▼▼▼

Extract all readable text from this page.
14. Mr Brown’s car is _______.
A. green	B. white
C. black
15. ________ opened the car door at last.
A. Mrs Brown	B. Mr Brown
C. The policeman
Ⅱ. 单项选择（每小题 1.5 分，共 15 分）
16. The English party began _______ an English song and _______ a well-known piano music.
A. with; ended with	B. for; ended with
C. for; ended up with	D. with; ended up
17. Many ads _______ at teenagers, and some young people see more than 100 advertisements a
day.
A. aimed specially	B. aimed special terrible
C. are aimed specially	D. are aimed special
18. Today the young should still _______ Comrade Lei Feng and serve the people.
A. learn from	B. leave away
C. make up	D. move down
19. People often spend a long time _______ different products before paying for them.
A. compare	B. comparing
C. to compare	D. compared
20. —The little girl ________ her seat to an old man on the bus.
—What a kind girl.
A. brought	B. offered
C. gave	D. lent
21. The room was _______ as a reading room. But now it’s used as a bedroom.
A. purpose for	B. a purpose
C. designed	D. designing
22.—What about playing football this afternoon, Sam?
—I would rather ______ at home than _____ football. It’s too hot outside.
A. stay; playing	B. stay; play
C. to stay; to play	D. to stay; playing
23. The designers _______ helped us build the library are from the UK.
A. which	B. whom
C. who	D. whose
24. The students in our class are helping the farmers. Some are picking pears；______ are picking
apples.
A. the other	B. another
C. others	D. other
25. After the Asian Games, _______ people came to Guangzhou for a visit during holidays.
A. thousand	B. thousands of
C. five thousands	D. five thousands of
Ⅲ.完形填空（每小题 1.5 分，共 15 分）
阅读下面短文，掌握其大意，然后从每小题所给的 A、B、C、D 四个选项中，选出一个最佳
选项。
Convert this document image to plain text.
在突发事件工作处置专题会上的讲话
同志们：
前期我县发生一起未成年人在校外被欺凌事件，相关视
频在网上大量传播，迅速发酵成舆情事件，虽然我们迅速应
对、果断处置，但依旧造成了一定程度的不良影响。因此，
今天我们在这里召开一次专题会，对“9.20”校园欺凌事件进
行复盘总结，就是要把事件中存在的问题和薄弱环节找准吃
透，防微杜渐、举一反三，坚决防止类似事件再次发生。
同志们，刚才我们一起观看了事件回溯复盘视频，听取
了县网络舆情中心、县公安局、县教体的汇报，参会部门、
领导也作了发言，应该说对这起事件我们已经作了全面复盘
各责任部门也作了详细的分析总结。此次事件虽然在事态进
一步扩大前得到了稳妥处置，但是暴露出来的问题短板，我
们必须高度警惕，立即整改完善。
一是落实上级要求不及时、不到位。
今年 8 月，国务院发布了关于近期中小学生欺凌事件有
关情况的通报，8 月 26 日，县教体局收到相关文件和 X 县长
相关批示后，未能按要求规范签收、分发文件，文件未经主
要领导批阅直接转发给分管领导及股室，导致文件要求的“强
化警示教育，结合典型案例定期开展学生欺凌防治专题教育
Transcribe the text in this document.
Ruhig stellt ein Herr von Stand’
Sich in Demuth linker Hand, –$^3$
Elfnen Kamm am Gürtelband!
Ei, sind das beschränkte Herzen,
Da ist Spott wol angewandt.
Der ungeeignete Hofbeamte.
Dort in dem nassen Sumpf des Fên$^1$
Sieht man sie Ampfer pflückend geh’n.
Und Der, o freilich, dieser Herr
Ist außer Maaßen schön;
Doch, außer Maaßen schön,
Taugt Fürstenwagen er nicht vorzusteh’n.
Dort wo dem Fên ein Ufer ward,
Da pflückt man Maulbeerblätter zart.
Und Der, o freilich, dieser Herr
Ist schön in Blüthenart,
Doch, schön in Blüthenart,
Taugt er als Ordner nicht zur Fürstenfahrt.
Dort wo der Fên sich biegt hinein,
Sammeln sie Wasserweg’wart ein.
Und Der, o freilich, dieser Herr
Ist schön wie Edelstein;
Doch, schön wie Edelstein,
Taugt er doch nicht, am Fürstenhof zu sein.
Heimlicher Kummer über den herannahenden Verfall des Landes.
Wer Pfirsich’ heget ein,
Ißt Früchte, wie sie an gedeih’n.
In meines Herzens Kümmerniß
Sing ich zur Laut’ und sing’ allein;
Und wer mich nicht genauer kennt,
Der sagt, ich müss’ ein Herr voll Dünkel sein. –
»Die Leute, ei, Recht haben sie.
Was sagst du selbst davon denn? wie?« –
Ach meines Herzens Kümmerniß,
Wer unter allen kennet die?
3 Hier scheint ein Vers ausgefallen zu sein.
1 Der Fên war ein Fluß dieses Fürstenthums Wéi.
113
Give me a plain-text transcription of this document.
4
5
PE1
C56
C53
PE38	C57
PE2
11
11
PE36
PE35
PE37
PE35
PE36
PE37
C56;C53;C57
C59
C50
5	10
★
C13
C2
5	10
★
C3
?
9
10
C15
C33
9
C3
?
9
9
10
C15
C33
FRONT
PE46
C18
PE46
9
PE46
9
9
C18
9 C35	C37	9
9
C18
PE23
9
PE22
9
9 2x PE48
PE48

▲▲▲

▶ [Work to complete]: Write every entry out again exactly.

▶ [Response]:
Extract all readable text from this page.
14. Mr Brown’s car is _______.
A. green	B. white
C. black
15. ________ opened the car door at last.
A. Mrs Brown	B. Mr Brown
C. The policeman
Ⅱ. 单项选择（每小题 1.5 分，共 15 分）
16. The English party began _______ an English song and _______ a well-known piano music.
A. with; ended with	B. for; ended with
C. for; ended up with	D. with; ended up
17. Many ads _______ at teenagers, and some young people see more than 100 advertisements a
day.
A. aimed specially	B. aimed special terrible
C. are aimed specially	D. are aimed special
18. Today the young should still _______ Comrade Lei Feng and serve the people.
A. learn from	B. leave away
C. make up	D. move down
19. People often spend a long time _______ different products before paying for them.
A. compare	B. comparing
C. to compare	D. compared
20. —The little girl ________ her seat to an old man on the bus.
—What a kind girl.
A. brought	B. offered
C. gave	D. lent
21. The room was _______ as a reading room. But now it’s used as a bedroom.
A. purpose for	B. a purpose
C. designed	D. designing
22.—What about playing football this afternoon, Sam?
—I would rather ______ at home than _____ football. It’s too hot outside.
A. stay; playing	B. stay; play
C. to stay; to play	D. to stay; playing
23. The designers _______ helped us build the library are from the UK.
A. which	B. whom
C. who	D. whose
24. The students in our class are helping the farmers. Some are picking pears；______ are picking
apples.
A. the other	B. another
C. others	D. other
25. After the Asian Games, _______ people came to Guangzhou for a visit during holidays.
A. thousand	B. thousands of
C. five thousands	D. five thousands of
Ⅲ.完形填空（每小题 1.5 分，共 15 分）
阅读下面短文，掌握其大意，然后从每小题所给的 A、B、C、D 四个选项中，选出一个最佳
选项。
Convert this document image to plain text.
在突发事件工作处置专题会上的讲话
同志们：
前期我县发生一起未成年人在校外被欺凌事件，相关视
频在网上大量传播，迅速发酵成舆情事件，虽然我们迅速应
对、果断处置，但依旧造成了一定程度的不良影响。因此，
今天我们在这里召开一次专题会，对“9.20”校园欺凌事件进
行复盘总结，就是要把事件中存在的问题和薄弱环节找准吃
透，防微杜渐、举一反三，坚决防止类似事件再次发生。
同志们，刚才我们一起观看了事件回溯复盘视频，听取
了县网络舆情中心、县公安局、县教体的汇报，参会部门、
领导也作了发言，应该说对这起事件我们已经作了全面复盘
各责任部门也作了详细的分析总结。此次事件虽然在事态进
一步扩大前得到了稳妥处置，但是暴露出来的问题短板，我
们必须高度警惕，立即整改完善。
一是落实上级要求不及时、不到位。
今年 8 月，国务院发布了关于近期中小学生欺凌事件有
关情况的通报，8 月 26 日，县教体局收到相关文件和 X 县长
相关批示后，未能按要求规范签收、分发文件，文件未经主
要领导批阅直接转发给分管领导及股室，导致文件要求的“强
化警示教育，结合典型案例定期开展学生欺凌防治专题教育
Transcribe the text in this document.
Ruhig stellt ein Herr von Stand’
Sich in Demuth linker Hand, –$^3$
Elfnen Kamm am Gürtelband!
Ei, sind das beschränkte Herzen,
Da ist Spott wol angewandt.
Der ungeeignete Hofbeamte.
Dort in dem nassen Sumpf des Fên$^1$
Sieht man sie Ampfer pflückend geh’n.
Und Der, o freilich, dieser Herr
Ist außer Maaßen schön;
Doch, außer Maaßen schön,
Taugt Fürstenwagen er nicht vorzusteh’n.
Dort wo dem Fên ein Ufer ward,
Da pflückt man Maulbeerblätter zart.
Und Der, o freilich, dieser Herr
Ist schön in Blüthenart,
Doch, schön in Blüthenart,
Taugt er als Ordner nicht zur Fürstenfahrt.
Dort wo der Fên sich biegt hinein,
Sammeln sie Wasserweg’wart ein.
Und Der, o freilich, dieser Herr
Ist schön wie Edelstein;
Doch, schön wie Edelstein,
Taugt er doch nicht, am Fürstenhof zu sein.
Heimlicher Kummer über den herannahenden Verfall des Landes.
Wer Pfirsich’ heget ein,
Ißt Früchte, wie sie an gedeih’n.
In meines Herzens Kümmerniß
Sing ich zur Laut’ und sing’ allein;
Und wer mich nicht genauer kennt,
Der sagt, ich müss’ ein Herr voll Dünkel sein. –
»Die Leute, ei, Recht haben sie.
Was sagst du selbst davon denn? wie?« –
Ach meines Herzens Kümmerniß,
Wer unter allen kennet die?
3 Hier scheint ein Vers ausgefallen zu sein.
1 Der Fên war ein Fluß dieses Fürstenthums Wéi.
113
Give me a plain-text transcription of this document.
4
5
PE1
C56
C53
PE38	C57
PE2
11
11
PE36
PE35
PE37
PE35
PE36
PE37
C56;C53;C57
C59
C50
5	10
★
C13
C2
5	10
★
C3
?
9
10
C15
C33
9
C3
?
9
9
10
C15
C33
FRONT
PE46
C18
PE46
9
PE46
9
9
C18
9 C35	C37	9
9
C18
PE23
9
PE22
9
9 2x PE48
PE48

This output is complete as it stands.